● AIM A
Arrange the lines of the records as a JSON list of strings, one string per line with blank lines omitted, starting at the line that contains "dechlorination-box: PCB Dechlorination" and ending at the line that contains "settling-box: Settling [234, 252, 288, 274]".

● PASSAGE
--- start ---

Certain passages of the book have aroused controversy, specifically sections suggesting terrorism as a form of asymmetric warfare in order to weaken technologically superior enemies such as the United States.

==Alternative methods of attack==
Reducing one's opponent, the book notes, can be accomplished in a number of ways other than direct military confrontation. The book notes that these alternative methods "have the same and even greater destructive force than military warfare, and they have already produced serious threats different from the past and in many directions for...national security."

===List of methods of attack===
- psychological warfare
- smuggling warfare
- media warfare
- drug warfare
- network warfare
- technological warfare
- fabrication warfare
- resources warfare
- economic aid warfare
- cultural warfare
- international law warfare

==Defense against unrestricted warfare==
The authors note that an old-fashioned mentality that considers military action the only offensive action is inadequate given the new range of threats. Instead, the authors advocate forming a "composite force in all aspects related to national interest. Moreover, given this type of composite force, it is also necessary to have this type of composite force to become the means that can be utilized for actual operations. This should be a "grand warfare method" that combines all of the dimensions and methods in the two major areas of military and non-military affairs so as to carry out warfare. This is the opposite of the formula for warfare methods brought forth in past wars."

--- end ---

● SUPPLIED RECORDS

--- start ---

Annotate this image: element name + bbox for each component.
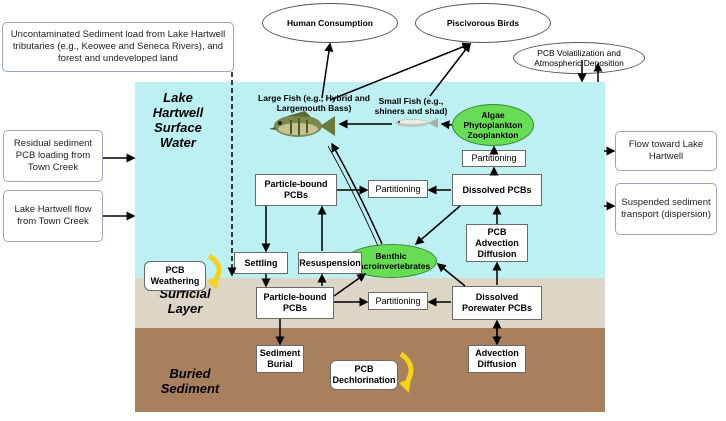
dechlorination-box: PCB Dechlorination [330, 360, 398, 390]
small-fish-label: Small Fish (e.g., shiners and shad) [374, 96, 448, 116]
human-consumption-ellipse: Human Consumption [262, 3, 398, 43]
large-fish-label: Large Fish (e.g., Hybrid and Largemouth … [258, 93, 370, 113]
hartwell-flow-box: Lake Hartwell flow from Town Creek [3, 190, 103, 242]
sediment-burial-box: Sediment Burial [256, 345, 304, 373]
weathering-cycle-icon [207, 253, 222, 290]
small-fish-image [395, 118, 438, 128]
settling-box: Settling [234, 252, 288, 274]
uncontaminated-sediment-box: Uncontaminated Sediment load from Lake H… [2, 22, 234, 72]
surface-water-label: Lake Hartwell Surface Water [152, 90, 204, 150]
flow-toward-box: Flow toward Lake Hartwell [615, 131, 717, 171]
dechlorination-cycle-icon [399, 351, 414, 393]
partitioning-surficial-box: Partitioning [368, 292, 428, 310]
resuspension-box: Resuspension [298, 252, 362, 274]
particle-bound-surficial-box: Particle-bound PCBs [256, 287, 334, 319]
residual-sediment-box: Residual sediment PCB loading from Town … [3, 130, 103, 182]
piscivorous-birds-ellipse: Piscivorous Birds [415, 3, 551, 43]
advection-buried-box: Advection Diffusion [468, 345, 526, 373]
advection-water-box: PCB Advection Diffusion [466, 224, 528, 262]
algae-ellipse: Algae Phytoplankton Zooplankton [452, 104, 534, 146]
weathering-box: PCB Weathering [144, 261, 206, 291]
buried-sediment-label: Buried Sediment [160, 366, 220, 396]
large-fish-image [269, 111, 335, 137]
suspended-transport-box: Suspended sediment transport (dispersion… [615, 183, 717, 235]
particle-bound-water-box: Particle-bound PCBs [255, 174, 337, 206]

--- end ---

● AIM B
Return the words of the unrestricted warfare passage starting at "Certain passages of" and ending at "the United States.", copied without any change.

● EXERCISE SOLUTION A
[
  "dechlorination-box: PCB Dechlorination [330, 360, 398, 390]",
  "small-fish-label: Small Fish (e.g., shiners and shad) [374, 96, 448, 116]",
  "human-consumption-ellipse: Human Consumption [262, 3, 398, 43]",
  "large-fish-label: Large Fish (e.g., Hybrid and Largemouth … [258, 93, 370, 113]",
  "hartwell-flow-box: Lake Hartwell flow from Town Creek [3, 190, 103, 242]",
  "sediment-burial-box: Sediment Burial [256, 345, 304, 373]",
  "weathering-cycle-icon [207, 253, 222, 290]",
  "small-fish-image [395, 118, 438, 128]",
  "settling-box: Settling [234, 252, 288, 274]"
]

● EXERCISE SOLUTION B
Certain passages of the book have aroused controversy, specifically sections suggesting terrorism as a form of asymmetric warfare in order to weaken technologically superior enemies such as the United States.